◆ **REQUIRED TASK**:
Copy every line with the string "systemctl" in it.
begin EXTRACTED DATA
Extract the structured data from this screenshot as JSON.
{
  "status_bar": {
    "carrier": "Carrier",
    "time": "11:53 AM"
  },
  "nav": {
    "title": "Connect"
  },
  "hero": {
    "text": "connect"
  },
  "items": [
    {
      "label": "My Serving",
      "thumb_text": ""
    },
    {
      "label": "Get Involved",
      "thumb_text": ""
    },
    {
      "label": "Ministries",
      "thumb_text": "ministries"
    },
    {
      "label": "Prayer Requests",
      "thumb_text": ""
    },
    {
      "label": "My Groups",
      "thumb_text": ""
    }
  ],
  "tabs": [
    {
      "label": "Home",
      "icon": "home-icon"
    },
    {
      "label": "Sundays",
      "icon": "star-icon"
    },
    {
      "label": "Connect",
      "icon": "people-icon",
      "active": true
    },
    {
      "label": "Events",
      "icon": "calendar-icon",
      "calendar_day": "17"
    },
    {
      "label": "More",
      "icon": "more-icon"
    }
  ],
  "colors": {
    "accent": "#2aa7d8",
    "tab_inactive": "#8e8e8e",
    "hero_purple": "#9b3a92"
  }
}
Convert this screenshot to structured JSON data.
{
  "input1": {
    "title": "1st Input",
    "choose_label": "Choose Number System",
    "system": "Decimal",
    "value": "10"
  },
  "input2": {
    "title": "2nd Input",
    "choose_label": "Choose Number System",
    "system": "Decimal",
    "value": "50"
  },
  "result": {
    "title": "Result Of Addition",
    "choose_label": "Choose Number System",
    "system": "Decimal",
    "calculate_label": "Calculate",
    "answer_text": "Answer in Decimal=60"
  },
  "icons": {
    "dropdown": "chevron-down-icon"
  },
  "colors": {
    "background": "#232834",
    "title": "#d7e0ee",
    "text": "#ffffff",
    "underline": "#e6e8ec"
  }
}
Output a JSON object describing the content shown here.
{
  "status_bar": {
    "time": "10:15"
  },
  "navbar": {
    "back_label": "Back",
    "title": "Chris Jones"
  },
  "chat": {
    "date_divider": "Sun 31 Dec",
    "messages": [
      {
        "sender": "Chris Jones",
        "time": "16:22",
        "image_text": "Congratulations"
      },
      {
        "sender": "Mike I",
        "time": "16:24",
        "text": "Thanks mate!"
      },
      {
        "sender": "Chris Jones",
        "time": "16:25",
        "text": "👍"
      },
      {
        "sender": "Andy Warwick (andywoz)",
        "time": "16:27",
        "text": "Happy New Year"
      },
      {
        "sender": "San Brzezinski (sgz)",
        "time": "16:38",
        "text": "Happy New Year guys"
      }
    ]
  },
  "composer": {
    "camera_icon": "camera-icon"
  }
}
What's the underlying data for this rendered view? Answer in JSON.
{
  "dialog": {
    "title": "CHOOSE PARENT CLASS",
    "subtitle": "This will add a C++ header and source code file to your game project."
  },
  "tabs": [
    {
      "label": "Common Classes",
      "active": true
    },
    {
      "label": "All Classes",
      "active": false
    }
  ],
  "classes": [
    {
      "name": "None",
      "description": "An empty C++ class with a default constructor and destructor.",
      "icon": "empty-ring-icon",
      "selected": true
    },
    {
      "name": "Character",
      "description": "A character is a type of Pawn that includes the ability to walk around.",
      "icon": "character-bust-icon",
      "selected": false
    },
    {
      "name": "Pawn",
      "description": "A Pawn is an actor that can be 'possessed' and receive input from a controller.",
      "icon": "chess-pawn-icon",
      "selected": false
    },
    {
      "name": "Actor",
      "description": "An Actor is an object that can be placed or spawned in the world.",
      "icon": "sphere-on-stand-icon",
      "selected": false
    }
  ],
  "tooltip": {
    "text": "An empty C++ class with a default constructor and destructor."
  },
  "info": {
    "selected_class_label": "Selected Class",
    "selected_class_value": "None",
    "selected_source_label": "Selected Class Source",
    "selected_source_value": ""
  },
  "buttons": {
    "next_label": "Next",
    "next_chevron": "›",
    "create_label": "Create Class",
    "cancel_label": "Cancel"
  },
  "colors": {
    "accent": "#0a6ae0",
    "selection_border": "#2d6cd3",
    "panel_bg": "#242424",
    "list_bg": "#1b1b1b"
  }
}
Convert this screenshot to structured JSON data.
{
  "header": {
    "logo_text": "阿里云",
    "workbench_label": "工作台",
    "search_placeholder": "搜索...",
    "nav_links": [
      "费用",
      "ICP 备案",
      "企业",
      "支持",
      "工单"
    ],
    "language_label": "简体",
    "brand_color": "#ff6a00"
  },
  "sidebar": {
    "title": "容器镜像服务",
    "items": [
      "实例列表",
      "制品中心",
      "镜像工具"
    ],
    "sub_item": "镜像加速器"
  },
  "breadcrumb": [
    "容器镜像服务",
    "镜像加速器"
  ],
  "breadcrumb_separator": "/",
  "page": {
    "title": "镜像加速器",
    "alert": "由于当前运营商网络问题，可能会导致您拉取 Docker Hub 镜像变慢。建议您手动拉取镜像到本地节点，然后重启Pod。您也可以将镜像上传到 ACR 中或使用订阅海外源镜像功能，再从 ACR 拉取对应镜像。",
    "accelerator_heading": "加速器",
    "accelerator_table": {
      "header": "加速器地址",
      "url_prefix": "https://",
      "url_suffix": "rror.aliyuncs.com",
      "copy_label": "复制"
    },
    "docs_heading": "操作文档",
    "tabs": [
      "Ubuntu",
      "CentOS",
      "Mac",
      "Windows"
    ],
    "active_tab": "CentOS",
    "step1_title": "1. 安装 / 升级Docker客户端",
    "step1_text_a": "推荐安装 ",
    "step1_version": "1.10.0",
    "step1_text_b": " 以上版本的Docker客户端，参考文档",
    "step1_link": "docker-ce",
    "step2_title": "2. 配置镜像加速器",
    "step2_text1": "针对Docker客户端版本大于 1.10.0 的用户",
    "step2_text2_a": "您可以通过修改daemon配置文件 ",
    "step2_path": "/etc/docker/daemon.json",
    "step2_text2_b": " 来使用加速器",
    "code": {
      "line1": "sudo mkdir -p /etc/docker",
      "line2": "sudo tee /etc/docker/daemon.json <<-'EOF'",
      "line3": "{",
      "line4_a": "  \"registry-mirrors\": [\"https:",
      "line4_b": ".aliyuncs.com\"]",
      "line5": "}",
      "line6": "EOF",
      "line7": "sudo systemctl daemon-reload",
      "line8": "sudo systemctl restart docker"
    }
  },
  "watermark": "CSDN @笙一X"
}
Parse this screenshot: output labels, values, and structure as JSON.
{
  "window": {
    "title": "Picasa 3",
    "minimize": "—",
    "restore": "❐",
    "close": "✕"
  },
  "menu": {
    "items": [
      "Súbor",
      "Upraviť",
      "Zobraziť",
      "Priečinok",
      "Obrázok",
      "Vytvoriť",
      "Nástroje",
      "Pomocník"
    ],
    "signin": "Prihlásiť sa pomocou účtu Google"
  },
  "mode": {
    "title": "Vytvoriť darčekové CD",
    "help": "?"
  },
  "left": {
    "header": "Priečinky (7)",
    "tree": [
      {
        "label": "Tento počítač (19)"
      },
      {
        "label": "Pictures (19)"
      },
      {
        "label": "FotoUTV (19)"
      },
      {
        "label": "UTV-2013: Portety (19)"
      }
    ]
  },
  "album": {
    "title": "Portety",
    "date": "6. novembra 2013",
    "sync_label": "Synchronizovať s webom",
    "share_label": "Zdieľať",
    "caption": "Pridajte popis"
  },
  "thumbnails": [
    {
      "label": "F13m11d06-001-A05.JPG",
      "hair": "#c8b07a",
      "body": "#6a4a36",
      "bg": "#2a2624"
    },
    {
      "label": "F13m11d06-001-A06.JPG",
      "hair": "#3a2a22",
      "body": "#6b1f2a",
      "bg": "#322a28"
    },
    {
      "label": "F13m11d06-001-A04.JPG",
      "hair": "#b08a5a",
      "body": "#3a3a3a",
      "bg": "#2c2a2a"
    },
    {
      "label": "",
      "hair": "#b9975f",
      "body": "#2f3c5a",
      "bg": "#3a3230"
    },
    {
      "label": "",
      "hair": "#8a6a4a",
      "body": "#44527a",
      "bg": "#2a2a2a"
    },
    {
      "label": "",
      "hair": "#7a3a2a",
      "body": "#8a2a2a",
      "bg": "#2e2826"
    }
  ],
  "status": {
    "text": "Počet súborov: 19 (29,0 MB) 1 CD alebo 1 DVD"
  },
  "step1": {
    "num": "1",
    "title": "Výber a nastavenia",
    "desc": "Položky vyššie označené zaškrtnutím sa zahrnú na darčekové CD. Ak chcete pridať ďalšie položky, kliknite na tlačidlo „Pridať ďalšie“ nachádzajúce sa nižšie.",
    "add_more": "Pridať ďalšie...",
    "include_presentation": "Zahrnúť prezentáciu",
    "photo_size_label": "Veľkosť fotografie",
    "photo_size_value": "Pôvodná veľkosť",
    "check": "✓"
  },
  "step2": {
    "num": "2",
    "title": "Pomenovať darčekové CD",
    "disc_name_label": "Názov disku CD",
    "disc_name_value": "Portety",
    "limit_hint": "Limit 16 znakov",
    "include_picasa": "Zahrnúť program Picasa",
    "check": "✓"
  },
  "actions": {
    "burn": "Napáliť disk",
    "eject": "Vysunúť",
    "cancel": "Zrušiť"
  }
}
end EXTRACTED DATA
◆ **ANSWER IN FULL**:
      "line7": "sudo systemctl daemon-reload",
      "line8": "sudo systemctl restart docker"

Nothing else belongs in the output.